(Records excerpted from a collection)
## Begin
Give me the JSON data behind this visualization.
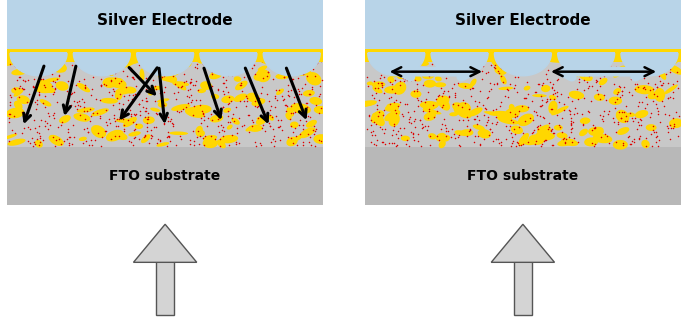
{
  "fig_width": 6.88,
  "fig_height": 3.2,
  "dpi": 100,
  "bg_color": "#ffffff",
  "silver_color": "#b8d4e8",
  "silver_grad_top": "#cce0f0",
  "silver_grad_bot": "#a0c4dc",
  "yellow_color": "#FFD700",
  "fto_color": "#b8b8b8",
  "active_color": "#c8c8c8",
  "red_dot_color": "#dd0000",
  "label_color": "#000000",
  "title_fontsize": 11,
  "label_fontsize": 10,
  "fto_label": "FTO substrate",
  "silver_label": "Silver Electrode",
  "num_red_dots": 700,
  "num_yellow_blobs": 120
}
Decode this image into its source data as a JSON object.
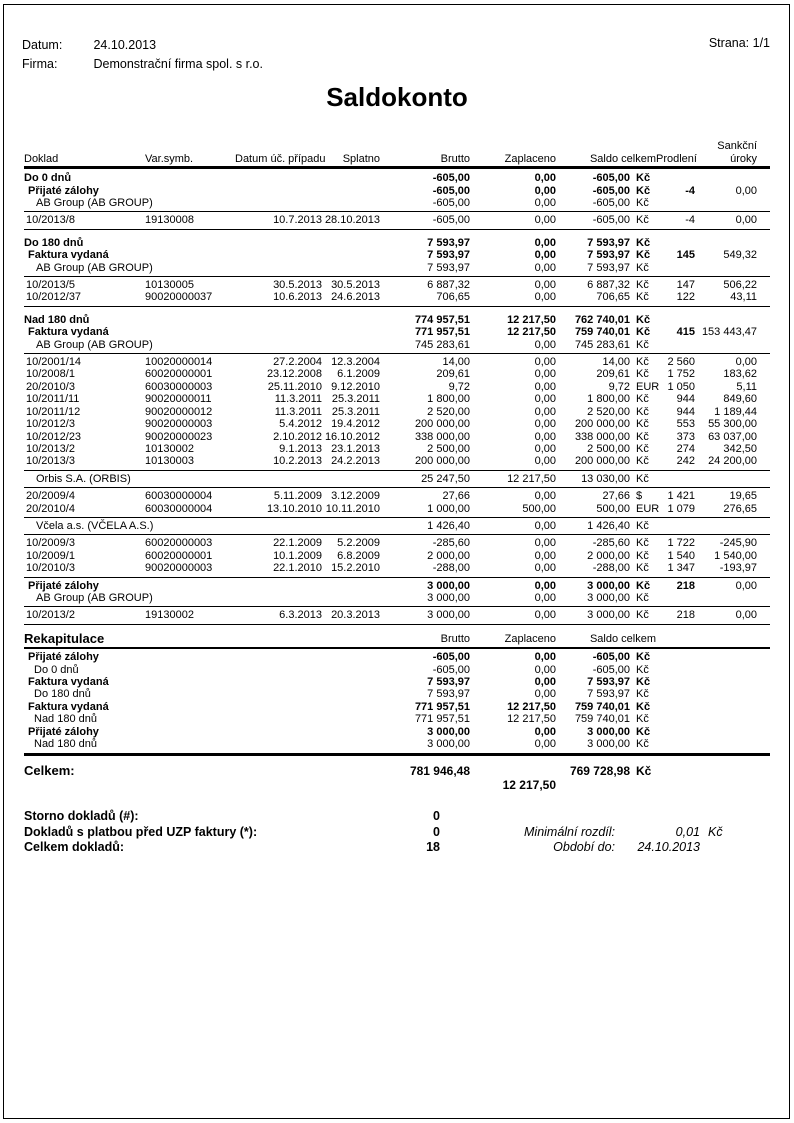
## End
• _TASK STATEMENT_:
Repeat the listing in full and exactly. Leave any pictures out.

• _WRITTEN ANSWER_:
Give me the JSON data behind this visualization.
{
  "fig_width": 6.88,
  "fig_height": 3.2,
  "dpi": 100,
  "bg_color": "#ffffff",
  "silver_color": "#b8d4e8",
  "silver_grad_top": "#cce0f0",
  "silver_grad_bot": "#a0c4dc",
  "yellow_color": "#FFD700",
  "fto_color": "#b8b8b8",
  "active_color": "#c8c8c8",
  "red_dot_color": "#dd0000",
  "label_color": "#000000",
  "title_fontsize": 11,
  "label_fontsize": 10,
  "fto_label": "FTO substrate",
  "silver_label": "Silver Electrode",
  "num_red_dots": 700,
  "num_yellow_blobs": 120
}
Decode this image into its source data as a JSON object.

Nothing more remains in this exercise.